▸ **Testo fornito**:
━━━━━━━━
Il Comune di Acireale ha indetto un bando per la concessione di contributi economici a favore di chi adotta un randagio ospitato nel canile convenzionato “Oasi Cisternazza”: 600 euro per il primo anno e 480 per ciascuno dei successivi due. L’Oipa, Organizzazione Internazionale Protezione Animali, l’Enpa Acireale, Ente Nazionale Protezione Animali, e cittadini dicono no alla determina comunale

Il progetto si chiama “Accogli a casa un amico a 4 zampe” e avrebbe lo scopo di incentivare, attraverso la concessione di contributi a privati, l’adozione dei randagi ospitati nel rifugio convenzionato col Comune di Acireale, “Oasi Cisternazza”, di Zafferana Etnea.
Gli interessati all’adozione si dovranno recare al canile e scegliere il proprio cane. A seguito all’avvenuta adozione potranno presentare la richiesta per il riconoscimento del contributo.

Chi adotta l’animale dovrebbe impegnarsi a mantenere il cane in buone condizioni nella propria abitazione o altro domicilio dichiarato e il Comune dovrebbe verificare il corretto mantenimento dell’animale con controlli periodici e senza preavviso per il periodo previsto.

Nessun reqisito particolare è necessario ai fini dell’adozione se non la maggiore età, il domicilio nel territorio di Acireale, la garanzia di un adeguato trattamento dell’animale, l’assenza di condanne penali per maltrattamento di animali e il consenso a far visionare il cane dopo l’adozione dagli operatori del Comune.

Nel caso di maltrattamento, abbandono, smarrimento dell’animale e cessione non autorizzata l’Amministrazione dovrà provvedere ad applicare le sanzioni previste dalla legge e revocare l’adozione.

Tuttavia si fanno strada molte perplessità tra le associazioni animaliste e cittadini che hanno commentato pubblicamente sui social network e in rete il loro disappunto.
Sorge spontaneo domandarsi cosa accadrà dopo i tre anni: chi controllerà il benessere dei cani? Di questo  il bando non fa menzione.

“Il testo fa riferimento a cani presenti nella struttura da oltre 1 anno -si legge su un post facebook dell’Oipa– Sono cani potenzialmente problematici da gestire con i dovuti accorgimenti!”
━━━━━━━━
▸ **Elenco dati**:
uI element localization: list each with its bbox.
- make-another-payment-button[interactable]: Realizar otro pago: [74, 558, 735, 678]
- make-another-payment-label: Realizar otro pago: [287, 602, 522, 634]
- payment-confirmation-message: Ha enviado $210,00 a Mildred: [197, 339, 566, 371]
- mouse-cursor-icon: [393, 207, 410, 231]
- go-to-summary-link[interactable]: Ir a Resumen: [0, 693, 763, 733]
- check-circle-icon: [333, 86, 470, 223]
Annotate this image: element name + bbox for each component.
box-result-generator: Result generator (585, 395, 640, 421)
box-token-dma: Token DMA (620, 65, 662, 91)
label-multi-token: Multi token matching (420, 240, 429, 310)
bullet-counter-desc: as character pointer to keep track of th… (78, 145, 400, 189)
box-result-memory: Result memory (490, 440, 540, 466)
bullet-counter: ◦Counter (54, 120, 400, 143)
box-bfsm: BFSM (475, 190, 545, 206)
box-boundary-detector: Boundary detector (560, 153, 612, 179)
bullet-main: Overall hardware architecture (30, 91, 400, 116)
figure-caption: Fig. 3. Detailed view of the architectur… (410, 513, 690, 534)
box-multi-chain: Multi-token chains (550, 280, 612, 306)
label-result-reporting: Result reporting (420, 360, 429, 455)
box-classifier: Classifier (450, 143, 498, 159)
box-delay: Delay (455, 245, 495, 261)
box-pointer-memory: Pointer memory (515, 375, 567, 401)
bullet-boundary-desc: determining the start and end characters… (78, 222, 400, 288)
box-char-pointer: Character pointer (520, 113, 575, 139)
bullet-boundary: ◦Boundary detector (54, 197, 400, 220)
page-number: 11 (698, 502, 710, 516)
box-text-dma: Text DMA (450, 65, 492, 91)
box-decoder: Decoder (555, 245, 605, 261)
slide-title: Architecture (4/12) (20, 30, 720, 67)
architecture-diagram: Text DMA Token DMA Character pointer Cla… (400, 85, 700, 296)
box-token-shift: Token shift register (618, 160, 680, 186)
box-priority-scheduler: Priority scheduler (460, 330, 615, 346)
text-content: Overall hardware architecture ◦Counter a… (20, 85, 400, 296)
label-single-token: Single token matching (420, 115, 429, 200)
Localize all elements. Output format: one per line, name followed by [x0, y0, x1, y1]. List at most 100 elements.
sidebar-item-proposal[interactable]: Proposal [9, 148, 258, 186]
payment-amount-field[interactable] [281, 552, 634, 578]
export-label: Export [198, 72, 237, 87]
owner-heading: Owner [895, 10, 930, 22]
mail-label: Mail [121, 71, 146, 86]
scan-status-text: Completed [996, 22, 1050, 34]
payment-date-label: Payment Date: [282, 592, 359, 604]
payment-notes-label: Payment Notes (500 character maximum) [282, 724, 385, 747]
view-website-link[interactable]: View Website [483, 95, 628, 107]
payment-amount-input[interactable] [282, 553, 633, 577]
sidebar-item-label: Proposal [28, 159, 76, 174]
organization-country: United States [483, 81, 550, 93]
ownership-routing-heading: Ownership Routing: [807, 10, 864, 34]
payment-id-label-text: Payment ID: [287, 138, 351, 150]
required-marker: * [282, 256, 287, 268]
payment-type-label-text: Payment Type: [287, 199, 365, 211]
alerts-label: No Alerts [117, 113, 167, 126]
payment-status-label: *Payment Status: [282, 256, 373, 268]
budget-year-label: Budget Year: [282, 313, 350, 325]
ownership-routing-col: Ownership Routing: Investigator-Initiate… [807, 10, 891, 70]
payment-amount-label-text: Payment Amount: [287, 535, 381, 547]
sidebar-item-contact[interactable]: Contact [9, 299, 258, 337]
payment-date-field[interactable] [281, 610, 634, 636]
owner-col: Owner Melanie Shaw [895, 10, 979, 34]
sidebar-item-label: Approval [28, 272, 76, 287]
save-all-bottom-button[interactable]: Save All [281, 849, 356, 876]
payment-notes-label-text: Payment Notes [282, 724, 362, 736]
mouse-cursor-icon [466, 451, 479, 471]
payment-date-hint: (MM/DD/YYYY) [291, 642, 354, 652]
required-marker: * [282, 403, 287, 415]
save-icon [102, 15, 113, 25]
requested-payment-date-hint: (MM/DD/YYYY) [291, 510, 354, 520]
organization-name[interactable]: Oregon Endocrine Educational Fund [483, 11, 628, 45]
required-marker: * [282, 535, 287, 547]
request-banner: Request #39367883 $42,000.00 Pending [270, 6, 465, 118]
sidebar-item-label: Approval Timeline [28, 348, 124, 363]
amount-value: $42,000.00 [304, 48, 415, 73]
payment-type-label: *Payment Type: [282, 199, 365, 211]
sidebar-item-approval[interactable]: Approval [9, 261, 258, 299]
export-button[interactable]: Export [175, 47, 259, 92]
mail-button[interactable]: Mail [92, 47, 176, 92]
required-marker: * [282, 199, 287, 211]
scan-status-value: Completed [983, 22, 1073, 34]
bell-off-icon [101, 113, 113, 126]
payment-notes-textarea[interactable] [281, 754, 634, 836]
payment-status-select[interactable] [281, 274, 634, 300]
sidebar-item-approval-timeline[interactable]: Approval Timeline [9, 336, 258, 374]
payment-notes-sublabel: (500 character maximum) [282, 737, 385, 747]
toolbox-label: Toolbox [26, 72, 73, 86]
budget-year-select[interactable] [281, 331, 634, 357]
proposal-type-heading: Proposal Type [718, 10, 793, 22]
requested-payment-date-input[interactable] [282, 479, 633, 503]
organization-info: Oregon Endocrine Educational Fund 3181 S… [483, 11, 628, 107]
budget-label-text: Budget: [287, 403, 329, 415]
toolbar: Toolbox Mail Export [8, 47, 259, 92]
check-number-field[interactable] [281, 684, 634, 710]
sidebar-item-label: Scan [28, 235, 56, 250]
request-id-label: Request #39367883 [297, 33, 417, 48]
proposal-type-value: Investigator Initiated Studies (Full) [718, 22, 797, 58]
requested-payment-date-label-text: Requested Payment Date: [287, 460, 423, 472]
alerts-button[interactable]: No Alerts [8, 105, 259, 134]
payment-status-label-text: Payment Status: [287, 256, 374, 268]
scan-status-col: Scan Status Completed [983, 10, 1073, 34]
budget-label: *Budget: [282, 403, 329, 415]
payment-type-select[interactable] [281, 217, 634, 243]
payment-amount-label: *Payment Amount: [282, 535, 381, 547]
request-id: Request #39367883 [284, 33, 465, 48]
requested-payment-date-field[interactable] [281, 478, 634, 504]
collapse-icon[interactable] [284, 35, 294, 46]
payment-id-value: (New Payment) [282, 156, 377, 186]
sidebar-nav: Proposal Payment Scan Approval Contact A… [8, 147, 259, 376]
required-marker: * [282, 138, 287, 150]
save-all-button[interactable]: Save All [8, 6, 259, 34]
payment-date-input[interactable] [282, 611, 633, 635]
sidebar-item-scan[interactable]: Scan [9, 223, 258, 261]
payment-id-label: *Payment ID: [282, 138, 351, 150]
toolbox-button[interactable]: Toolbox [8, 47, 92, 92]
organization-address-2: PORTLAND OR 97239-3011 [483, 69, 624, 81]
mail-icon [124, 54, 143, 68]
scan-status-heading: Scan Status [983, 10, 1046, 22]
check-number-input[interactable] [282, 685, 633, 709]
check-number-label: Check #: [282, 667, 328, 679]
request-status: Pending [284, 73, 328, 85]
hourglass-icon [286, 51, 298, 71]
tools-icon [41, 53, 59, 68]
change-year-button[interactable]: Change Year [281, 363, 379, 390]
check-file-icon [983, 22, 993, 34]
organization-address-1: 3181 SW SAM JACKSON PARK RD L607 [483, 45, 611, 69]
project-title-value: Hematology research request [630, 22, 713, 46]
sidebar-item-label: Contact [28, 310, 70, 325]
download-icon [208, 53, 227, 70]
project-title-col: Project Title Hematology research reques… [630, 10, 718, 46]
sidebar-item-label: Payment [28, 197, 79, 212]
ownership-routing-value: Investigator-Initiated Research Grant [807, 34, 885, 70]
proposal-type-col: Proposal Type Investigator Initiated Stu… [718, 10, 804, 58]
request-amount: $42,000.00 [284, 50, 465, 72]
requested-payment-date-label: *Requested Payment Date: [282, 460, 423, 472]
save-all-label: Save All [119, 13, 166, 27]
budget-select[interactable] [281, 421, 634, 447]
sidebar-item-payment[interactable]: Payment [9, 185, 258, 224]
━━━━━━━━
▸ **Domande**:
A) Elenca tutte le condizioni che, secondo l'articolo sul bando di Acireale, chi adotta deve soddisfare ai fini dell'adozione.
B) Prosegui l'articolo sul bando di Acireale a partire dalla citazione tratta dal post facebook dell'Oipa.

▸ **Soluzioni**:
A)
- La maggiore età
- Il domicilio nel territorio di Acireale
- La garanzia di un adeguato trattamento dell'animale
- L'assenza di condanne penali per maltrattamento di animali
- Il consenso a far visionare il cane dagli operatori del Comune dopo l'adozione

B)
“Un’adozione consapevole non si paga! -dichiara pubblicamente l’Enpa di Acireale sullo stesso social network- Non andremo mai da nessuna parte con questi metodi. Li chiamano incentivi, ma in realtà è una vendita dove a pagare non è l’acquirente ma il venditore. Questa determina è vergognosa, il cane si adotta per amore non per soldi!”

Ma l’ostilità verso questa determina non si ferma alle associazioni animaliste. Molti cittadini hanno espresso il loro parere su facebook con domande e riflessioni legittime: “In questo modo potrebbero andare in mani poco affidabili! C’è il rischio che vengano maltrattati se non peggio”. E ancora: “Può succedere che si finga di adottarli per avere questi soldi e poi successivamente li abbandonano. Mi fido di più di un’adozione senza fini di lucro”.

Chi sarà incaricato dei controlli, trattandosi di verifiche senza preavviso potrebbe, anche trovare complicato far coincidere tali visite con la reperibilità dei soggetti.

Per quanto riguarda l’incentivo economico, seppur l’iniziativa sia stata avanzata con la migliore delle intenzioni, l’idea che si è diffusa in città è che ci possa essere il rischio che questi cani finiscano nelle mani di gente senza scrupoli, animata da tutto tranne che dall’amore verso gli animali, proprio ciò che invece, con ogni probabilità, il bando vorrebbe scongiurare.